### PROBLEM STATEMENT
From the entries below, copy every line that holds the word "JSON".

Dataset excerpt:

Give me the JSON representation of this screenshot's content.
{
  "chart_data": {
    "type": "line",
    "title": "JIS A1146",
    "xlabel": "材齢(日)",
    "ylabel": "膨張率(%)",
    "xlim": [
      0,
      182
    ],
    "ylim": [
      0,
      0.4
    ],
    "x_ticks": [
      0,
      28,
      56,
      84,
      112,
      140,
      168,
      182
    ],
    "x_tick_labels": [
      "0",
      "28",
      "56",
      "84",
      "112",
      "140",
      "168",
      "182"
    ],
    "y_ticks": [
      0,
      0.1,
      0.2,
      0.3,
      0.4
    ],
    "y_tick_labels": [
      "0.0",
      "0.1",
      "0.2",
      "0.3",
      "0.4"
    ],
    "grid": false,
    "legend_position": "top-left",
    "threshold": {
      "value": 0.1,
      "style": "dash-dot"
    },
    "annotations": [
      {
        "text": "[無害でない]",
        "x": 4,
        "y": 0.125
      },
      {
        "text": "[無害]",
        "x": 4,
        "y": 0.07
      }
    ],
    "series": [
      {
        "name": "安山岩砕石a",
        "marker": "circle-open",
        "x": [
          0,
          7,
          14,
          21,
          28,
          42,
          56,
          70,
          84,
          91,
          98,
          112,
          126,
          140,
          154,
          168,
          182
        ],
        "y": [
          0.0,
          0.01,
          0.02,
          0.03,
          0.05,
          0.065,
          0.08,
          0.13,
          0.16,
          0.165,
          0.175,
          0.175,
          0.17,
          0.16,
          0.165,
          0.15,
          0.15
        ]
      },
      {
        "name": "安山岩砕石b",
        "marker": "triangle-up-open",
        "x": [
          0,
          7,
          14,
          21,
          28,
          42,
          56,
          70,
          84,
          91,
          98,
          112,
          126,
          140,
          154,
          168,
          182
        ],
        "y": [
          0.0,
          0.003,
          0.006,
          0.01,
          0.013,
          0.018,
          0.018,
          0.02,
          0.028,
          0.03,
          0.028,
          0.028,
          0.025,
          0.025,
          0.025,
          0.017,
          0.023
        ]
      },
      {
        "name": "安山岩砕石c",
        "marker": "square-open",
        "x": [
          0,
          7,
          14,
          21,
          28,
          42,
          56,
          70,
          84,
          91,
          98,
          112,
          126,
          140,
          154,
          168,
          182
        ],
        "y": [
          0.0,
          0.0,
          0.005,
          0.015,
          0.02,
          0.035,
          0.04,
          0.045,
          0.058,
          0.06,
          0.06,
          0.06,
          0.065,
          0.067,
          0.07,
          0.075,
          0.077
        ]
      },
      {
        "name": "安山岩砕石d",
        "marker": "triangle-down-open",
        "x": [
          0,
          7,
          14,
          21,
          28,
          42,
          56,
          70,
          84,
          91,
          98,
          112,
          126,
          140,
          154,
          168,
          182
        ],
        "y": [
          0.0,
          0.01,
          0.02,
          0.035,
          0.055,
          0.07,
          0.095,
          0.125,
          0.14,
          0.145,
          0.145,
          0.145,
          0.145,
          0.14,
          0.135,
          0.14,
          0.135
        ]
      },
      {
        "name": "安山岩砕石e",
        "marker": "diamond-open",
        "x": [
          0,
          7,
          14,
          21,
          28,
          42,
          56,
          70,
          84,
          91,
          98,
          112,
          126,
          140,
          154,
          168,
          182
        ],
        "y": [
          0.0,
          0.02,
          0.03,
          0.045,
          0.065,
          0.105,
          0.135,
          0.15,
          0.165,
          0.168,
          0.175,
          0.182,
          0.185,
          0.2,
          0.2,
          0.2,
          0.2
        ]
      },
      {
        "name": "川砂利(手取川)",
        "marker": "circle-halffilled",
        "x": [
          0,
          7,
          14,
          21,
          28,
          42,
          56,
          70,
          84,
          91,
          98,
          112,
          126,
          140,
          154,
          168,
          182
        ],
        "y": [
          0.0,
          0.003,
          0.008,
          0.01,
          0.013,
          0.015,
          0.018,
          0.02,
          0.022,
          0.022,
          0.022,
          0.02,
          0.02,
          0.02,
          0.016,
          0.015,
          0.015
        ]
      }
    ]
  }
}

* * *

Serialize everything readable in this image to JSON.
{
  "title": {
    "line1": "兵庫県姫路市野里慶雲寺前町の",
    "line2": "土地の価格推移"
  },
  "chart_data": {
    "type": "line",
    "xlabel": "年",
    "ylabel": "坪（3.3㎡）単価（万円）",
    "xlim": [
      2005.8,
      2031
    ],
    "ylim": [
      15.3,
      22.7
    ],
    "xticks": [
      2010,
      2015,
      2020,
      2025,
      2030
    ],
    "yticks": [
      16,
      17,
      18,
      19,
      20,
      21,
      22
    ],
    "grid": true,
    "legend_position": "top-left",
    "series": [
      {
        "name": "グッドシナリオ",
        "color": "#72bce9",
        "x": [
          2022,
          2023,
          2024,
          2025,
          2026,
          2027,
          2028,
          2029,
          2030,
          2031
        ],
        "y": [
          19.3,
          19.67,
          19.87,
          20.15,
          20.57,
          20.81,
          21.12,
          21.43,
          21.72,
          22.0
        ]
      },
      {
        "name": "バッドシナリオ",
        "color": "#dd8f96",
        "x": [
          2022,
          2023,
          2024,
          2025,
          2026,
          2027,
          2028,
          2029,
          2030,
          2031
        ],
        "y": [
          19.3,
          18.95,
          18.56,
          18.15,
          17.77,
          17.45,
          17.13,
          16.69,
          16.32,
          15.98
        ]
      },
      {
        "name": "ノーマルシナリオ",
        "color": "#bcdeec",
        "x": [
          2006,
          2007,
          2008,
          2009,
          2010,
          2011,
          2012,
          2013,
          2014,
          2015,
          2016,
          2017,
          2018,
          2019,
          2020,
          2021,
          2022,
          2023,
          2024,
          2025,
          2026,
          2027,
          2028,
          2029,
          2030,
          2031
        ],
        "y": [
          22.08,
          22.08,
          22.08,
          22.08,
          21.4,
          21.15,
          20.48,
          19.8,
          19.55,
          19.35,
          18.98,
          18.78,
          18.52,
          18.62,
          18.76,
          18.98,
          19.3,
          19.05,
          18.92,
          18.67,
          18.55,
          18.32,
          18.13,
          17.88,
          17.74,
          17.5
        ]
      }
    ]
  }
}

### WRITTEN SOLUTION
Give me the JSON representation of this screenshot's content.
Serialize everything readable in this image to JSON.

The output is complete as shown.